Take every line that has the string "Outrigger" and copy it out.
★ ★ ★ ★ ★ ★ ★
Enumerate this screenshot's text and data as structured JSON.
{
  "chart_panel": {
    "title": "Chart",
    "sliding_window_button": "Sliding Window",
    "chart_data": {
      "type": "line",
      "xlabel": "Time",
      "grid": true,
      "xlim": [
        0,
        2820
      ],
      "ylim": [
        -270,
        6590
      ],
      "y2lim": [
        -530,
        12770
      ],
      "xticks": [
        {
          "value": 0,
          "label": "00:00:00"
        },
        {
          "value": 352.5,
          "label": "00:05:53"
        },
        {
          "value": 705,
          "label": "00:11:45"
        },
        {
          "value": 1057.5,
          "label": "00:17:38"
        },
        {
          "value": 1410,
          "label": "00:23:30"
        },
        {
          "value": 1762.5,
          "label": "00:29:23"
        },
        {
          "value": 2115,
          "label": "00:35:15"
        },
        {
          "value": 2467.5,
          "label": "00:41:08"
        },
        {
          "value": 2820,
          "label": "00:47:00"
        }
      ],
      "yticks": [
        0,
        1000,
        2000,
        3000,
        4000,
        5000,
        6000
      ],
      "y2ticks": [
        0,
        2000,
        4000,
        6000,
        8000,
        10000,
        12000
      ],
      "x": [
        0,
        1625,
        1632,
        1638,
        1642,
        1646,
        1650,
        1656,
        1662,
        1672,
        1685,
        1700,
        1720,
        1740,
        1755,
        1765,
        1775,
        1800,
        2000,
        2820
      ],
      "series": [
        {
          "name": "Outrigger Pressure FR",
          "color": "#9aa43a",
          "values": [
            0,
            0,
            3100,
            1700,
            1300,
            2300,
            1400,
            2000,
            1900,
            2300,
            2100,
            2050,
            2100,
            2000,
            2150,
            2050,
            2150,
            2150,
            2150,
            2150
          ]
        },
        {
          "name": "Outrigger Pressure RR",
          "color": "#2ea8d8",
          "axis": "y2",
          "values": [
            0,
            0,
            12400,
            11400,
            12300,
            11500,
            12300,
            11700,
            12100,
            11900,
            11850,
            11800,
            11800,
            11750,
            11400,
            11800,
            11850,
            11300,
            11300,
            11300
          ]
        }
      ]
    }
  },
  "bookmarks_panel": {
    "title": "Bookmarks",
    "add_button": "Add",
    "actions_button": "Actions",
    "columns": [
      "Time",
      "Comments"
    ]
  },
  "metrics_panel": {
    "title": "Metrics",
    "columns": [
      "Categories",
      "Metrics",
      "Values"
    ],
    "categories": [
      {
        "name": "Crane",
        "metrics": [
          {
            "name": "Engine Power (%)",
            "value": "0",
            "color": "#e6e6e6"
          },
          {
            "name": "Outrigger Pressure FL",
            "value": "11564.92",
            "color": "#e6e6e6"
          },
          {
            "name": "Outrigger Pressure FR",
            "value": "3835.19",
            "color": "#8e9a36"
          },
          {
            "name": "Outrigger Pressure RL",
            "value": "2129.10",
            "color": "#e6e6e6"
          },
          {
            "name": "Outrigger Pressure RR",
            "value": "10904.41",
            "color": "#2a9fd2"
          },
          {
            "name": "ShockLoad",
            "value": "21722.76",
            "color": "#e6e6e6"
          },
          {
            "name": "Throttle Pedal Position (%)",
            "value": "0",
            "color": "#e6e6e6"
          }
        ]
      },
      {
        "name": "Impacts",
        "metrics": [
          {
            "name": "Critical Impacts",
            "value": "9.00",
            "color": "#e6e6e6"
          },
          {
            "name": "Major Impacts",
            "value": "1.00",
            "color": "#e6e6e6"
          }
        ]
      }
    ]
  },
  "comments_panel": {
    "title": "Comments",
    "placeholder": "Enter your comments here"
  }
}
★ ★ ★ ★ ★ ★ ★
= REPLY =
          "name": "Outrigger Pressure FR",
          "name": "Outrigger Pressure RR",
            "name": "Outrigger Pressure FL",
            "name": "Outrigger Pressure FR",
            "name": "Outrigger Pressure RL",
            "name": "Outrigger Pressure RR",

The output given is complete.